> WORK TO COMPLETE
Extract the entries in their exact form.

A block of data
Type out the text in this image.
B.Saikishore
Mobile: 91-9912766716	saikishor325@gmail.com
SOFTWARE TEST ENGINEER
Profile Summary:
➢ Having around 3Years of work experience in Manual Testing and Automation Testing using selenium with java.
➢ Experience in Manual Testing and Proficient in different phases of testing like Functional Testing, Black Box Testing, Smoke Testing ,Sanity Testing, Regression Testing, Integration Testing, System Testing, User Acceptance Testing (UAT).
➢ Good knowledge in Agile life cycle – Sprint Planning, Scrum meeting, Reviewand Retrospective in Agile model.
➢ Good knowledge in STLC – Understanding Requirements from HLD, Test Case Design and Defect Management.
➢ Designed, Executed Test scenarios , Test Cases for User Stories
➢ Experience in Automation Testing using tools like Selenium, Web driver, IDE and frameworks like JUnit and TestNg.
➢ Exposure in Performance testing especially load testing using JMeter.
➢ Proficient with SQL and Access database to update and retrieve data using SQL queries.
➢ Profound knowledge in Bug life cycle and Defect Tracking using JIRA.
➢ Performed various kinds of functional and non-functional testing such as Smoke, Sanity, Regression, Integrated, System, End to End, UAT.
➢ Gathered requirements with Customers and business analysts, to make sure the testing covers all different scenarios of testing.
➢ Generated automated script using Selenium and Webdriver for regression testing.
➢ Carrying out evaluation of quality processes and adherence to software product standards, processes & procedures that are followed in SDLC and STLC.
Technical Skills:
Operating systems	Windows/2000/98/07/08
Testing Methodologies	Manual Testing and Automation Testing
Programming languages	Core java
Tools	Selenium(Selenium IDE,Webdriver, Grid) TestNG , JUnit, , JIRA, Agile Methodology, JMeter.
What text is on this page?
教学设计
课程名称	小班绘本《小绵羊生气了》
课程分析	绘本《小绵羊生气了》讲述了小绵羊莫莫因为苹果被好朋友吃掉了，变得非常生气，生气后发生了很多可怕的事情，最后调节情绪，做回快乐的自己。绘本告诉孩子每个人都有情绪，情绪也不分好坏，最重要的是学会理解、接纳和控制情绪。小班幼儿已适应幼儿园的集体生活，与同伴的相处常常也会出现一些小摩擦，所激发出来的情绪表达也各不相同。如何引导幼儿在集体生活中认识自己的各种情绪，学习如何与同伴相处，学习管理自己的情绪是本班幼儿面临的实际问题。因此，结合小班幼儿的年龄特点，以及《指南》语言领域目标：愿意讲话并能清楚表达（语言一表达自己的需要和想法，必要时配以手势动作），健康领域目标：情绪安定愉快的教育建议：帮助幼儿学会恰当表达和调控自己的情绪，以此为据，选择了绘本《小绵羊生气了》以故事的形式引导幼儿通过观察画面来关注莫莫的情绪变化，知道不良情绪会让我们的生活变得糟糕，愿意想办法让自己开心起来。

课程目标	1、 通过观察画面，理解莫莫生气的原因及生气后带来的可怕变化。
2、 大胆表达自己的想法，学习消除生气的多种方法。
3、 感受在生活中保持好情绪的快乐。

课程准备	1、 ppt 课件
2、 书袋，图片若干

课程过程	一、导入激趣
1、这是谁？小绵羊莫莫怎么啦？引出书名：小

> SOLUTION TO THIS TASK
Type out the text in this image.
B.Saikishore
Mobile: 91-9912766716	saikishor325@gmail.com
SOFTWARE TEST ENGINEER
Profile Summary:
➢ Having around 3Years of work experience in Manual Testing and Automation Testing using selenium with java.
➢ Experience in Manual Testing and Proficient in different phases of testing like Functional Testing, Black Box Testing, Smoke Testing ,Sanity Testing, Regression Testing, Integration Testing, System Testing, User Acceptance Testing (UAT).
➢ Good knowledge in Agile life cycle – Sprint Planning, Scrum meeting, Reviewand Retrospective in Agile model.
➢ Good knowledge in STLC – Understanding Requirements from HLD, Test Case Design and Defect Management.
➢ Designed, Executed Test scenarios , Test Cases for User Stories
➢ Experience in Automation Testing using tools like Selenium, Web driver, IDE and frameworks like JUnit and TestNg.
➢ Exposure in Performance testing especially load testing using JMeter.
➢ Proficient with SQL and Access database to update and retrieve data using SQL queries.
➢ Profound knowledge in Bug life cycle and Defect Tracking using JIRA.
➢ Performed various kinds of functional and non-functional testing such as Smoke, Sanity, Regression, Integrated, System, End to End, UAT.
➢ Gathered requirements with Customers and business analysts, to make sure the testing covers all different scenarios of testing.
➢ Generated automated script using Selenium and Webdriver for regression testing.
➢ Carrying out evaluation of quality processes and adherence to software product standards, processes & procedures that are followed in SDLC and STLC.
Technical Skills:
Operating systems	Windows/2000/98/07/08
Testing Methodologies	Manual Testing and Automation Testing
Programming languages	Core java
Tools	Selenium(Selenium IDE,Webdriver, Grid) TestNG , JUnit, , JIRA, Agile Methodology, JMeter.
What text is on this page?
教学设计
课程名称	小班绘本《小绵羊生气了》
课程分析	绘本《小绵羊生气了》讲述了小绵羊莫莫因为苹果被好朋友吃掉了，变得非常生气，生气后发生了很多可怕的事情，最后调节情绪，做回快乐的自己。绘本告诉孩子每个人都有情绪，情绪也不分好坏，最重要的是学会理解、接纳和控制情绪。小班幼儿已适应幼儿园的集体生活，与同伴的相处常常也会出现一些小摩擦，所激发出来的情绪表达也各不相同。如何引导幼儿在集体生活中认识自己的各种情绪，学习如何与同伴相处，学习管理自己的情绪是本班幼儿面临的实际问题。因此，结合小班幼儿的年龄特点，以及《指南》语言领域目标：愿意讲话并能清楚表达（语言一表达自己的需要和想法，必要时配以手势动作），健康领域目标：情绪安定愉快的教育建议：帮助幼儿学会恰当表达和调控自己的情绪，以此为据，选择了绘本《小绵羊生气了》以故事的形式引导幼儿通过观察画面来关注莫莫的情绪变化，知道不良情绪会让我们的生活变得糟糕，愿意想办法让自己开心起来。

课程目标	1、 通过观察画面，理解莫莫生气的原因及生气后带来的可怕变化。
2、 大胆表达自己的想法，学习消除生气的多种方法。
3、 感受在生活中保持好情绪的快乐。

课程准备	1、 ppt 课件
2、 书袋，图片若干

课程过程	一、导入激趣
1、这是谁？小绵羊莫莫怎么啦？引出书名：小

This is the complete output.